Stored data
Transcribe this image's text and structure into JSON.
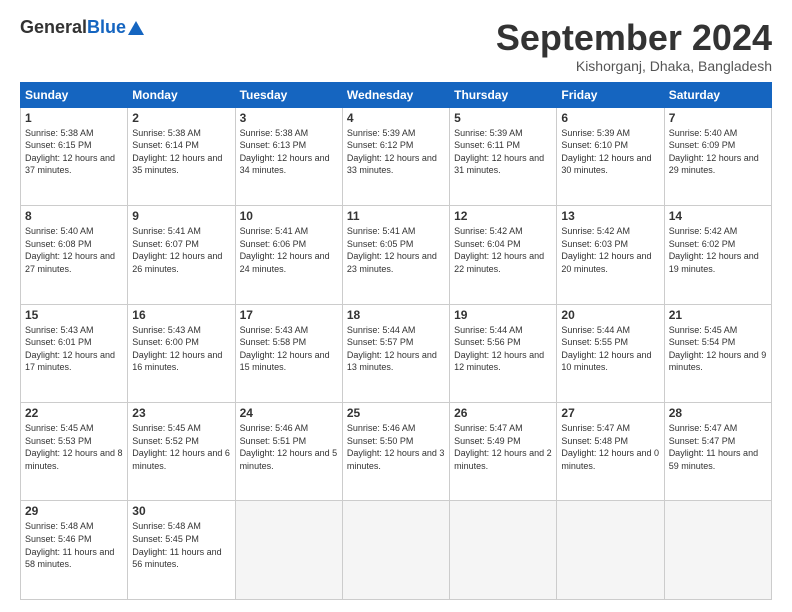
{
  "header": {
    "logo_general": "General",
    "logo_blue": "Blue",
    "month_title": "September 2024",
    "location": "Kishorganj, Dhaka, Bangladesh"
  },
  "days_of_week": [
    "Sunday",
    "Monday",
    "Tuesday",
    "Wednesday",
    "Thursday",
    "Friday",
    "Saturday"
  ],
  "weeks": [
    [
      {
        "day": "1",
        "sunrise": "5:38 AM",
        "sunset": "6:15 PM",
        "daylight": "12 hours and 37 minutes."
      },
      {
        "day": "2",
        "sunrise": "5:38 AM",
        "sunset": "6:14 PM",
        "daylight": "12 hours and 35 minutes."
      },
      {
        "day": "3",
        "sunrise": "5:38 AM",
        "sunset": "6:13 PM",
        "daylight": "12 hours and 34 minutes."
      },
      {
        "day": "4",
        "sunrise": "5:39 AM",
        "sunset": "6:12 PM",
        "daylight": "12 hours and 33 minutes."
      },
      {
        "day": "5",
        "sunrise": "5:39 AM",
        "sunset": "6:11 PM",
        "daylight": "12 hours and 31 minutes."
      },
      {
        "day": "6",
        "sunrise": "5:39 AM",
        "sunset": "6:10 PM",
        "daylight": "12 hours and 30 minutes."
      },
      {
        "day": "7",
        "sunrise": "5:40 AM",
        "sunset": "6:09 PM",
        "daylight": "12 hours and 29 minutes."
      }
    ],
    [
      {
        "day": "8",
        "sunrise": "5:40 AM",
        "sunset": "6:08 PM",
        "daylight": "12 hours and 27 minutes."
      },
      {
        "day": "9",
        "sunrise": "5:41 AM",
        "sunset": "6:07 PM",
        "daylight": "12 hours and 26 minutes."
      },
      {
        "day": "10",
        "sunrise": "5:41 AM",
        "sunset": "6:06 PM",
        "daylight": "12 hours and 24 minutes."
      },
      {
        "day": "11",
        "sunrise": "5:41 AM",
        "sunset": "6:05 PM",
        "daylight": "12 hours and 23 minutes."
      },
      {
        "day": "12",
        "sunrise": "5:42 AM",
        "sunset": "6:04 PM",
        "daylight": "12 hours and 22 minutes."
      },
      {
        "day": "13",
        "sunrise": "5:42 AM",
        "sunset": "6:03 PM",
        "daylight": "12 hours and 20 minutes."
      },
      {
        "day": "14",
        "sunrise": "5:42 AM",
        "sunset": "6:02 PM",
        "daylight": "12 hours and 19 minutes."
      }
    ],
    [
      {
        "day": "15",
        "sunrise": "5:43 AM",
        "sunset": "6:01 PM",
        "daylight": "12 hours and 17 minutes."
      },
      {
        "day": "16",
        "sunrise": "5:43 AM",
        "sunset": "6:00 PM",
        "daylight": "12 hours and 16 minutes."
      },
      {
        "day": "17",
        "sunrise": "5:43 AM",
        "sunset": "5:58 PM",
        "daylight": "12 hours and 15 minutes."
      },
      {
        "day": "18",
        "sunrise": "5:44 AM",
        "sunset": "5:57 PM",
        "daylight": "12 hours and 13 minutes."
      },
      {
        "day": "19",
        "sunrise": "5:44 AM",
        "sunset": "5:56 PM",
        "daylight": "12 hours and 12 minutes."
      },
      {
        "day": "20",
        "sunrise": "5:44 AM",
        "sunset": "5:55 PM",
        "daylight": "12 hours and 10 minutes."
      },
      {
        "day": "21",
        "sunrise": "5:45 AM",
        "sunset": "5:54 PM",
        "daylight": "12 hours and 9 minutes."
      }
    ],
    [
      {
        "day": "22",
        "sunrise": "5:45 AM",
        "sunset": "5:53 PM",
        "daylight": "12 hours and 8 minutes."
      },
      {
        "day": "23",
        "sunrise": "5:45 AM",
        "sunset": "5:52 PM",
        "daylight": "12 hours and 6 minutes."
      },
      {
        "day": "24",
        "sunrise": "5:46 AM",
        "sunset": "5:51 PM",
        "daylight": "12 hours and 5 minutes."
      },
      {
        "day": "25",
        "sunrise": "5:46 AM",
        "sunset": "5:50 PM",
        "daylight": "12 hours and 3 minutes."
      },
      {
        "day": "26",
        "sunrise": "5:47 AM",
        "sunset": "5:49 PM",
        "daylight": "12 hours and 2 minutes."
      },
      {
        "day": "27",
        "sunrise": "5:47 AM",
        "sunset": "5:48 PM",
        "daylight": "12 hours and 0 minutes."
      },
      {
        "day": "28",
        "sunrise": "5:47 AM",
        "sunset": "5:47 PM",
        "daylight": "11 hours and 59 minutes."
      }
    ],
    [
      {
        "day": "29",
        "sunrise": "5:48 AM",
        "sunset": "5:46 PM",
        "daylight": "11 hours and 58 minutes."
      },
      {
        "day": "30",
        "sunrise": "5:48 AM",
        "sunset": "5:45 PM",
        "daylight": "11 hours and 56 minutes."
      },
      null,
      null,
      null,
      null,
      null
    ]
  ]
}
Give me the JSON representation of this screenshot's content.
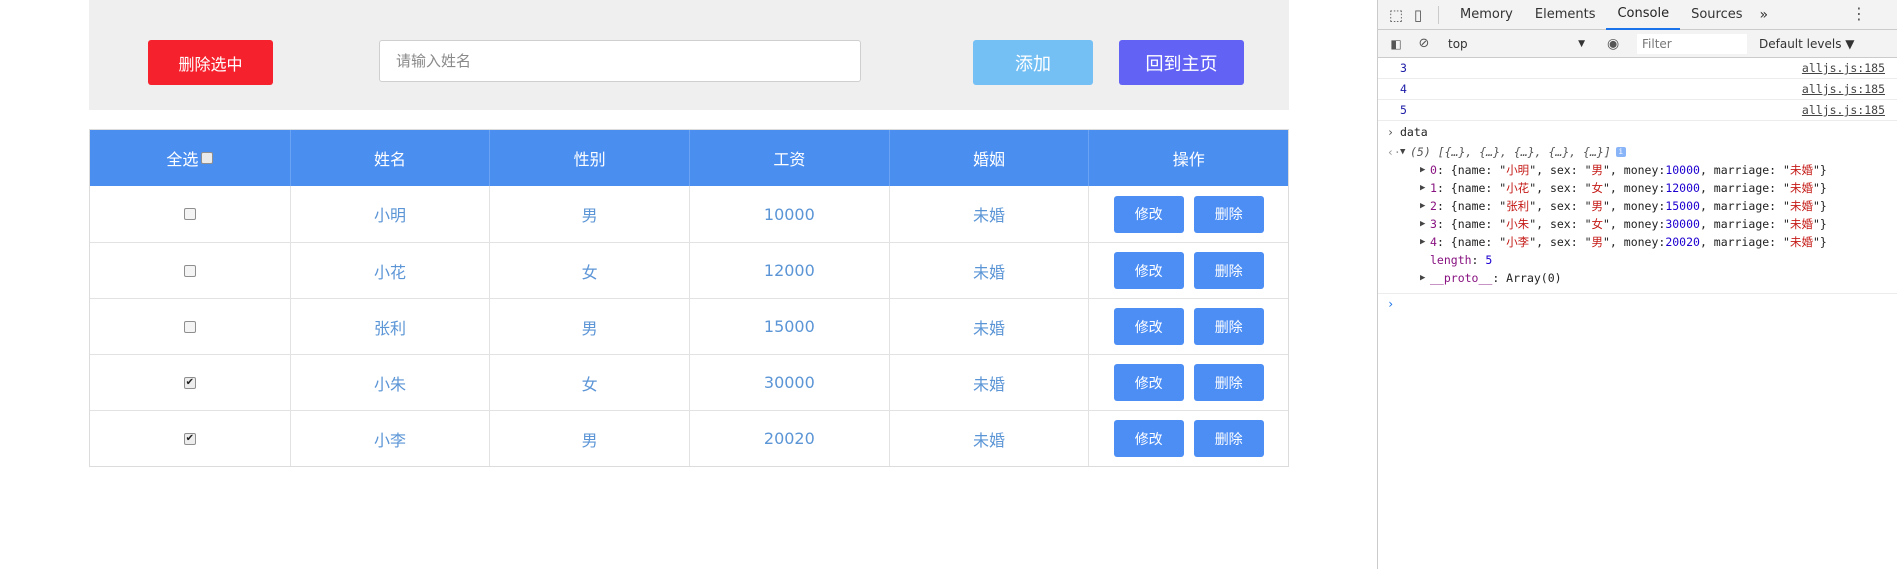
{
  "toolbar": {
    "delete_selected_label": "删除选中",
    "name_placeholder": "请输入姓名",
    "name_value": "",
    "add_label": "添加",
    "home_label": "回到主页"
  },
  "table": {
    "headers": [
      "全选",
      "姓名",
      "性别",
      "工资",
      "婚姻",
      "操作"
    ],
    "edit_label": "修改",
    "delete_label": "删除",
    "rows": [
      {
        "checked": false,
        "name": "小明",
        "sex": "男",
        "money": "10000",
        "marriage": "未婚"
      },
      {
        "checked": false,
        "name": "小花",
        "sex": "女",
        "money": "12000",
        "marriage": "未婚"
      },
      {
        "checked": false,
        "name": "张利",
        "sex": "男",
        "money": "15000",
        "marriage": "未婚"
      },
      {
        "checked": true,
        "name": "小朱",
        "sex": "女",
        "money": "30000",
        "marriage": "未婚"
      },
      {
        "checked": true,
        "name": "小李",
        "sex": "男",
        "money": "20020",
        "marriage": "未婚"
      }
    ]
  },
  "devtools": {
    "tabs": [
      "Memory",
      "Elements",
      "Console",
      "Sources"
    ],
    "more_tabs": "»",
    "active_tab": "Console",
    "context": "top",
    "filter_placeholder": "Filter",
    "levels": "Default levels ▼",
    "console": {
      "logs": [
        {
          "value": "3",
          "source": "alljs.js:185"
        },
        {
          "value": "4",
          "source": "alljs.js:185"
        },
        {
          "value": "5",
          "source": "alljs.js:185"
        }
      ],
      "input": "data",
      "summary": "(5) [{…}, {…}, {…}, {…}, {…}]",
      "items": [
        {
          "idx": "0",
          "name": "小明",
          "sex": "男",
          "money": "10000",
          "marriage": "未婚"
        },
        {
          "idx": "1",
          "name": "小花",
          "sex": "女",
          "money": "12000",
          "marriage": "未婚"
        },
        {
          "idx": "2",
          "name": "张利",
          "sex": "男",
          "money": "15000",
          "marriage": "未婚"
        },
        {
          "idx": "3",
          "name": "小朱",
          "sex": "女",
          "money": "30000",
          "marriage": "未婚"
        },
        {
          "idx": "4",
          "name": "小李",
          "sex": "男",
          "money": "20020",
          "marriage": "未婚"
        }
      ],
      "length_key": "length",
      "length_value": "5",
      "proto_key": "__proto__",
      "proto_value": "Array(0)"
    }
  }
}
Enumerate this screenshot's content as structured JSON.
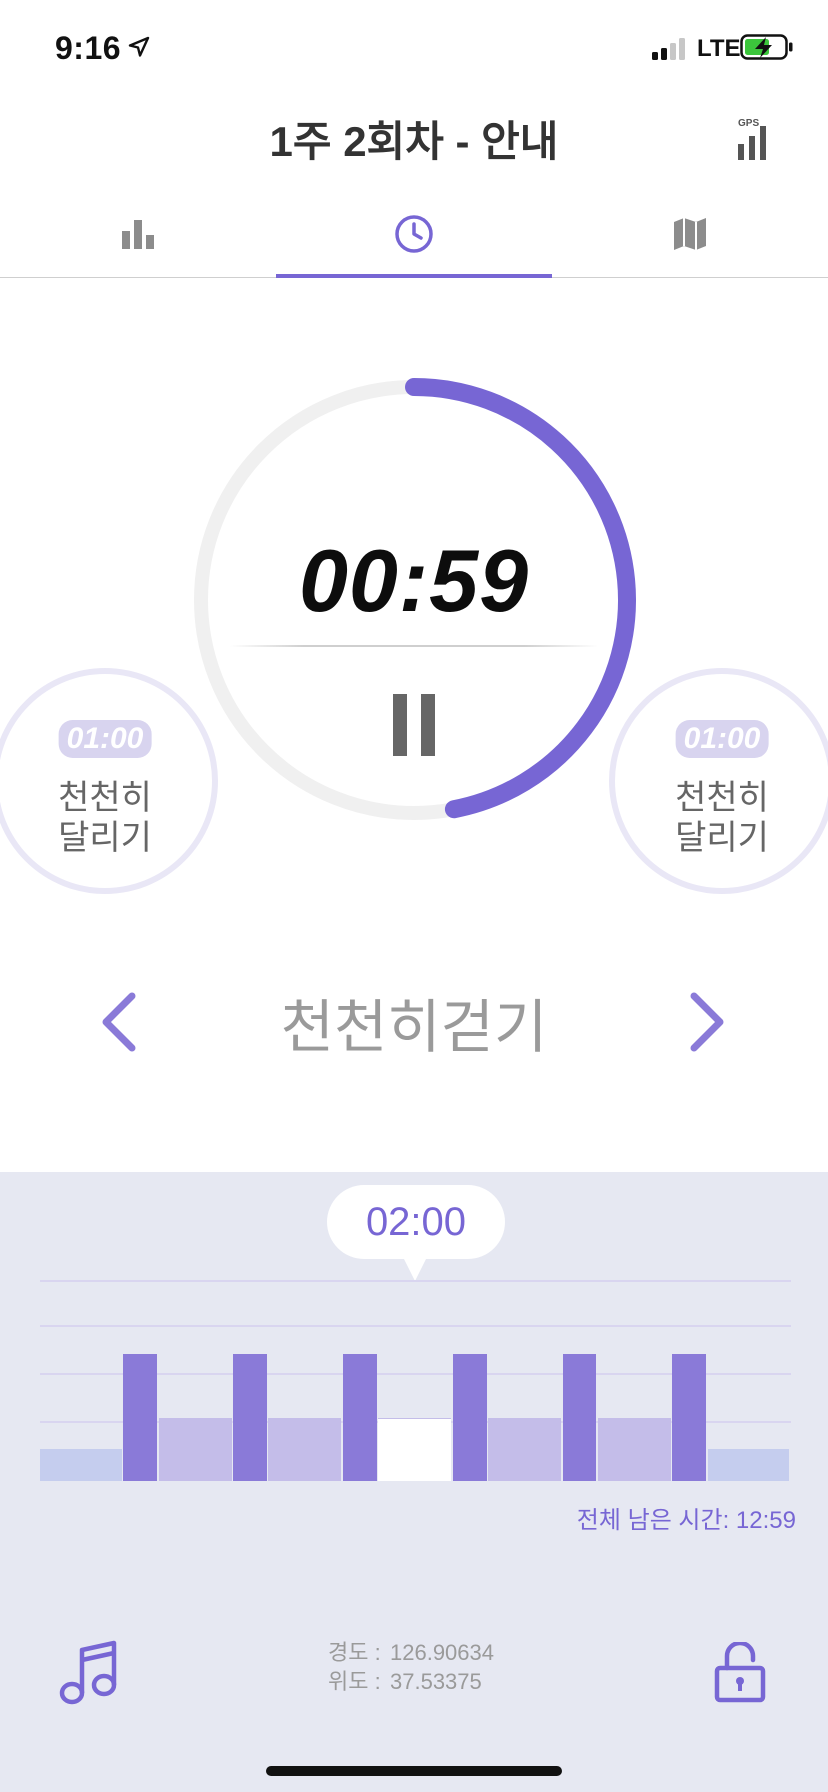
{
  "status_bar": {
    "time": "9:16",
    "network": "LTE",
    "location_icon": "location-arrow-icon",
    "signal_icon": "cellular-signal-icon",
    "battery_icon": "battery-charging-icon"
  },
  "header": {
    "title": "1주 2회차 - 안내",
    "gps_label": "GPS"
  },
  "tabs": [
    {
      "icon": "bar-chart-icon",
      "selected": false
    },
    {
      "icon": "clock-icon",
      "selected": true
    },
    {
      "icon": "map-icon",
      "selected": false
    }
  ],
  "timer": {
    "value": "00:59",
    "progress_fraction": 0.47,
    "pause_icon": "pause-icon"
  },
  "prev_step": {
    "time": "01:00",
    "label_line1": "천천히",
    "label_line2": "달리기"
  },
  "next_step": {
    "time": "01:00",
    "label_line1": "천천히",
    "label_line2": "달리기"
  },
  "current_step": {
    "name": "천천히걷기"
  },
  "chart": {
    "bubble_value": "02:00",
    "remaining_text": "전체 남은 시간: 12:59",
    "segments": [
      {
        "kind": "warmup",
        "level": 0.25,
        "duration": 4.7,
        "color": "#c5cdee"
      },
      {
        "kind": "run",
        "level": 1.0,
        "duration": 2.0,
        "color": "#8a7ad8"
      },
      {
        "kind": "walk",
        "level": 0.5,
        "duration": 4.2,
        "color": "#c4bde9"
      },
      {
        "kind": "run",
        "level": 1.0,
        "duration": 2.0,
        "color": "#8a7ad8"
      },
      {
        "kind": "walk",
        "level": 0.5,
        "duration": 4.2,
        "color": "#c4bde9"
      },
      {
        "kind": "run",
        "level": 1.0,
        "duration": 2.0,
        "color": "#8a7ad8"
      },
      {
        "kind": "walk-current",
        "level": 0.5,
        "duration": 4.2,
        "color": "#ffffff"
      },
      {
        "kind": "run",
        "level": 1.0,
        "duration": 2.0,
        "color": "#8a7ad8"
      },
      {
        "kind": "walk",
        "level": 0.5,
        "duration": 4.2,
        "color": "#c4bde9"
      },
      {
        "kind": "run",
        "level": 1.0,
        "duration": 2.0,
        "color": "#8a7ad8"
      },
      {
        "kind": "walk",
        "level": 0.5,
        "duration": 4.2,
        "color": "#c4bde9"
      },
      {
        "kind": "run",
        "level": 1.0,
        "duration": 2.0,
        "color": "#8a7ad8"
      },
      {
        "kind": "cooldown",
        "level": 0.25,
        "duration": 4.7,
        "color": "#c5cdee"
      }
    ]
  },
  "location": {
    "longitude_label": "경도 :",
    "longitude": "126.90634",
    "latitude_label": "위도 :",
    "latitude": "37.53375"
  },
  "controls": {
    "music_icon": "music-note-icon",
    "lock_icon": "unlocked-padlock-icon"
  },
  "colors": {
    "accent": "#7766d4",
    "ring_track": "#f0f0f0",
    "panel_bg": "#e6e8f2"
  }
}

§ **What to produce**
Go through the records and gather the lines that hold "icon".

§ **Task output**
    "location_icon": "location-arrow-icon",
    "signal_icon": "cellular-signal-icon",
    "battery_icon": "battery-charging-icon"
      "icon": "bar-chart-icon",
      "icon": "clock-icon",
      "icon": "map-icon",
    "pause_icon": "pause-icon"
    "music_icon": "music-note-icon",
    "lock_icon": "unlocked-padlock-icon"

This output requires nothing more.